Problem to solve:
Look through the listing below and work out how many of its lines hold the word "BOARD". Give only the number.
————————
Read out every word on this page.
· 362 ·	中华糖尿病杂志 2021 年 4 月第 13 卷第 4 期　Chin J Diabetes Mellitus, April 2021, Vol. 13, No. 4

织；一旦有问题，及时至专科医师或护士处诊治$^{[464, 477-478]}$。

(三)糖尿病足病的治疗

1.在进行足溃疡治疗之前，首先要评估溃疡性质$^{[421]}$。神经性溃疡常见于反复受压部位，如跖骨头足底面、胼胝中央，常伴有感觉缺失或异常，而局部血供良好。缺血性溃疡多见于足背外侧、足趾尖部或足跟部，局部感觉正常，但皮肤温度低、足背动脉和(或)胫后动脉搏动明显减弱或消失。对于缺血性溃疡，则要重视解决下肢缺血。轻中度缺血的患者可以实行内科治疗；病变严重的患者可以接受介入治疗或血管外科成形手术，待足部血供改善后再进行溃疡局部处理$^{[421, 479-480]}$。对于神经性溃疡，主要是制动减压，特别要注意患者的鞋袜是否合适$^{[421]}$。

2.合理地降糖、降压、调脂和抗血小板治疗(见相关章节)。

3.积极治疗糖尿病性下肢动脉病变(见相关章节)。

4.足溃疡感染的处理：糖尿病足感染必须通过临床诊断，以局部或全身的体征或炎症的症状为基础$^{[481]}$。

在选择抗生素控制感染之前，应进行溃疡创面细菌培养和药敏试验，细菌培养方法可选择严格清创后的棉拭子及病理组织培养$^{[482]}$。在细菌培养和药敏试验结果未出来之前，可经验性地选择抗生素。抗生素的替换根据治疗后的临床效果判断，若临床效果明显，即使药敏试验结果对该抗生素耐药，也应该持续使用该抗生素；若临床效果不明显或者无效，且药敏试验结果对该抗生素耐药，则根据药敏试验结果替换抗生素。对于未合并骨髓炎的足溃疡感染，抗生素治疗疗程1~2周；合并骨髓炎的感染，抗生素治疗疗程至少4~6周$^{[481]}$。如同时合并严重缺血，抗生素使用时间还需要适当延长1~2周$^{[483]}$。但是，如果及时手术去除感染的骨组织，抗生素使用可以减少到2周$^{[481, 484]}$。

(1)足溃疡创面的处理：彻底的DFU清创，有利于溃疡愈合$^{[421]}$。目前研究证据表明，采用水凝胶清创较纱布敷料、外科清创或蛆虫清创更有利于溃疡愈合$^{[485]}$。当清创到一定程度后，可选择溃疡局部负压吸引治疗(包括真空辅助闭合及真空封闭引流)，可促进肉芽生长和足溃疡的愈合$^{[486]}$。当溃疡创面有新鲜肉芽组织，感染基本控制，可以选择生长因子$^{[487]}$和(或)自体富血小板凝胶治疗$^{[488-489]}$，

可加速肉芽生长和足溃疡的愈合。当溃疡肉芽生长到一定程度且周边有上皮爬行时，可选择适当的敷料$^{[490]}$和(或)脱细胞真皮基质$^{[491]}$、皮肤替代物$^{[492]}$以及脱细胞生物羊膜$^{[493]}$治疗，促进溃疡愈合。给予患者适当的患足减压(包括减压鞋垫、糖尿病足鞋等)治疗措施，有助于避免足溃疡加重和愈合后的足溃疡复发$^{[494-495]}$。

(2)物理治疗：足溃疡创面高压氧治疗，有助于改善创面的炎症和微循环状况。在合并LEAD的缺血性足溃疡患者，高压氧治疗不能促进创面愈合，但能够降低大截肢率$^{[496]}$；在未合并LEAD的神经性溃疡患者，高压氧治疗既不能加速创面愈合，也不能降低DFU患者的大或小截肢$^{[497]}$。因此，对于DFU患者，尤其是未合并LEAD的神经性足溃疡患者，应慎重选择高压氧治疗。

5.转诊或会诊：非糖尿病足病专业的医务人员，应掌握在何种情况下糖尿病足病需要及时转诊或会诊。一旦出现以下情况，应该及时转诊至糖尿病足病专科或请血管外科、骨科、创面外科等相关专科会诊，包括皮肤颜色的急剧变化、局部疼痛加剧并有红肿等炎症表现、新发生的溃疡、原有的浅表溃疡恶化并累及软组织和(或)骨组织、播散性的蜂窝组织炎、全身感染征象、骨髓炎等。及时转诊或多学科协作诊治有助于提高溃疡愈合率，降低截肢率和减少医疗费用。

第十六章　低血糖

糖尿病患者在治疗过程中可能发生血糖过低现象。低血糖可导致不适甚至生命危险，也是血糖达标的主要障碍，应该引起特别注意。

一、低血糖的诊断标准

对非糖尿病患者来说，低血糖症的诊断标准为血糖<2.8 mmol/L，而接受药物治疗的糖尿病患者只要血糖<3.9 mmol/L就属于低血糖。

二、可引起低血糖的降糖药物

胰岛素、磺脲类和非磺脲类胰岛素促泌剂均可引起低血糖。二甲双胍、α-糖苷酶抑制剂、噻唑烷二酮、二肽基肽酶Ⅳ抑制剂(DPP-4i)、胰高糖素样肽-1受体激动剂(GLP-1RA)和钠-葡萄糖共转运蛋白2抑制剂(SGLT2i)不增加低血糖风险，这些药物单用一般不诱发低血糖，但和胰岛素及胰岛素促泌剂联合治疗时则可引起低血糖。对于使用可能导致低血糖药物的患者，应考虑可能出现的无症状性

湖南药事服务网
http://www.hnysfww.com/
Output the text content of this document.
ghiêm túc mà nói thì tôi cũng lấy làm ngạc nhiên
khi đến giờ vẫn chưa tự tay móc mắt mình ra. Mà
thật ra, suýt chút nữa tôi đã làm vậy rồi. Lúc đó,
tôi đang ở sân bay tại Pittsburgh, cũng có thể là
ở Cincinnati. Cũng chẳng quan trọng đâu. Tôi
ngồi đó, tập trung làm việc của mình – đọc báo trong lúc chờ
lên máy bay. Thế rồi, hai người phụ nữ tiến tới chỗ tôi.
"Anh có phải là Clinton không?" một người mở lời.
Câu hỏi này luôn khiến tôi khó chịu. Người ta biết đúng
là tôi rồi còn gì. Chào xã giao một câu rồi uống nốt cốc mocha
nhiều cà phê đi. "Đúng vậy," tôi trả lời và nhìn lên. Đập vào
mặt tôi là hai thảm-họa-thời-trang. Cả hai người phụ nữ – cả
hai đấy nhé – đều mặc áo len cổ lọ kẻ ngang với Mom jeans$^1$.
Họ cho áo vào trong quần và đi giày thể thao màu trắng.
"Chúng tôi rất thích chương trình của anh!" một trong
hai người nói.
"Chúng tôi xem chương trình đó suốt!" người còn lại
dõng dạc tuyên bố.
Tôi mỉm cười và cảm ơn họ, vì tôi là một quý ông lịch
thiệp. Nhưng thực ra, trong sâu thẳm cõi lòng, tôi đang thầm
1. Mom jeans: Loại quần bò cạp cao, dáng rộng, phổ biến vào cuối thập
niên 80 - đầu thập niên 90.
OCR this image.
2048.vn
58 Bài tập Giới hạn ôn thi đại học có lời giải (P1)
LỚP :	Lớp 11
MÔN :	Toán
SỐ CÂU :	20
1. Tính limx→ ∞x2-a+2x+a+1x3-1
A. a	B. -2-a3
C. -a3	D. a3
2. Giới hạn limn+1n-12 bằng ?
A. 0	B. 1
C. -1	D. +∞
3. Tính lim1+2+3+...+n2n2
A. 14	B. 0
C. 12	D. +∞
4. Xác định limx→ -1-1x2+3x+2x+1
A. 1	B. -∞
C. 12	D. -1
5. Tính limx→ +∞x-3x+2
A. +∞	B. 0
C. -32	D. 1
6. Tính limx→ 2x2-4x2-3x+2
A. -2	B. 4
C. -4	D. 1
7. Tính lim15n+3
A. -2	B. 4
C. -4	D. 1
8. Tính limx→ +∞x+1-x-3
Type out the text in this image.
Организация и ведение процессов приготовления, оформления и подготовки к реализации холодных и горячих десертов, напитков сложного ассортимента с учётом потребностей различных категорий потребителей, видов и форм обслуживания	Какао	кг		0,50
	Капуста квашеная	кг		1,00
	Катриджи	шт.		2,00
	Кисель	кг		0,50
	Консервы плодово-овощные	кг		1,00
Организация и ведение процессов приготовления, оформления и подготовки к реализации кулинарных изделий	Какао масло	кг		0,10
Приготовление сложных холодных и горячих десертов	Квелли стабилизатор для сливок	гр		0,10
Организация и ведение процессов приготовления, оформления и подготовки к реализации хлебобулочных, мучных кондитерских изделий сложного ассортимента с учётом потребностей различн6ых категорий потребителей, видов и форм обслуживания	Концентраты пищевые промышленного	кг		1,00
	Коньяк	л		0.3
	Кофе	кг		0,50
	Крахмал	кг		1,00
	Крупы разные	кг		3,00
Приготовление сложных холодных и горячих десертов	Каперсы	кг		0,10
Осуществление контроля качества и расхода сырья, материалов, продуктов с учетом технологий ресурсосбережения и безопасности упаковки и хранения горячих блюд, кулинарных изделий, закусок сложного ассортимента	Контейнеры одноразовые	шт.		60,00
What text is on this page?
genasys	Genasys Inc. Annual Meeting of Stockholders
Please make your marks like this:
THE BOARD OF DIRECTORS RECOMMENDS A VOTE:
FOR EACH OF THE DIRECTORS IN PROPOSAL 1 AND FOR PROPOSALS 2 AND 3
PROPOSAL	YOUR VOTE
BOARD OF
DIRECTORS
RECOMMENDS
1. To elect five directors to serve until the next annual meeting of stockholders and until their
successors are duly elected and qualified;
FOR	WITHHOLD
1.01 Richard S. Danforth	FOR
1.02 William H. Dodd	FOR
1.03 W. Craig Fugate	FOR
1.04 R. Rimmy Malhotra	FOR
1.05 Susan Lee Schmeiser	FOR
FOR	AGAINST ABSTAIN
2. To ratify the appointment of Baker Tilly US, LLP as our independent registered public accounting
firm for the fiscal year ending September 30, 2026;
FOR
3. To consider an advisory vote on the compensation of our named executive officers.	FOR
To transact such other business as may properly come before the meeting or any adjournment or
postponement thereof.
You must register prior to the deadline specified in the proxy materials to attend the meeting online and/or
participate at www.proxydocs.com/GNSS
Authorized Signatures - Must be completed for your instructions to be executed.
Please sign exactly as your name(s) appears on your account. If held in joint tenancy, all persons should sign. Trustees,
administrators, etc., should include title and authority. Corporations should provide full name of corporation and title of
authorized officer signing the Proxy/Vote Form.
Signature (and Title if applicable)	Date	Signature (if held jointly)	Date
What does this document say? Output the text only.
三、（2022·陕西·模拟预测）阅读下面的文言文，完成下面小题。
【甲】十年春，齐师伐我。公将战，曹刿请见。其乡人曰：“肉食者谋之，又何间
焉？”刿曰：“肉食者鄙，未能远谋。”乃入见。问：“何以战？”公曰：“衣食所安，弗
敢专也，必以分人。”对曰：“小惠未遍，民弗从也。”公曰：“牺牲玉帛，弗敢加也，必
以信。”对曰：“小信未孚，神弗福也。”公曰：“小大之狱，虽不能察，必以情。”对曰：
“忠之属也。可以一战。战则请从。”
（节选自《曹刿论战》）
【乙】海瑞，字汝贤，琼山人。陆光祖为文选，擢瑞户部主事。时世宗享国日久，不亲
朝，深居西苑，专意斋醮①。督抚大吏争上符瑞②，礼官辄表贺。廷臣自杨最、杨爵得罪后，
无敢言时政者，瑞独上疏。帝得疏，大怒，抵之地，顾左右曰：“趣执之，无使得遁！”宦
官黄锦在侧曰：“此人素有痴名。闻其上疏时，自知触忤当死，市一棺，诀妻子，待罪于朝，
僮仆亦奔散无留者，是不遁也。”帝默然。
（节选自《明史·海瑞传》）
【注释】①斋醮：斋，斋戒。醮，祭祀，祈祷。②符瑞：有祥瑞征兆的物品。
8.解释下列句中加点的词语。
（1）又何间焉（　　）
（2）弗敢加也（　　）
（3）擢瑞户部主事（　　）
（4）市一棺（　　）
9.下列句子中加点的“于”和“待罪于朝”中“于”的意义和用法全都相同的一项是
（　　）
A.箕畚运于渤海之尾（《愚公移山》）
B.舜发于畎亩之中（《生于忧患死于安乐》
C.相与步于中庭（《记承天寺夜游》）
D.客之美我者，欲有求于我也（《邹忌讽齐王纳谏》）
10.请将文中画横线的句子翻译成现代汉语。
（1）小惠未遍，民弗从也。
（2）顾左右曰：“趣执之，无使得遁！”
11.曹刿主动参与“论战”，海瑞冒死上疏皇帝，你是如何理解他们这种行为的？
————————
Solution:
2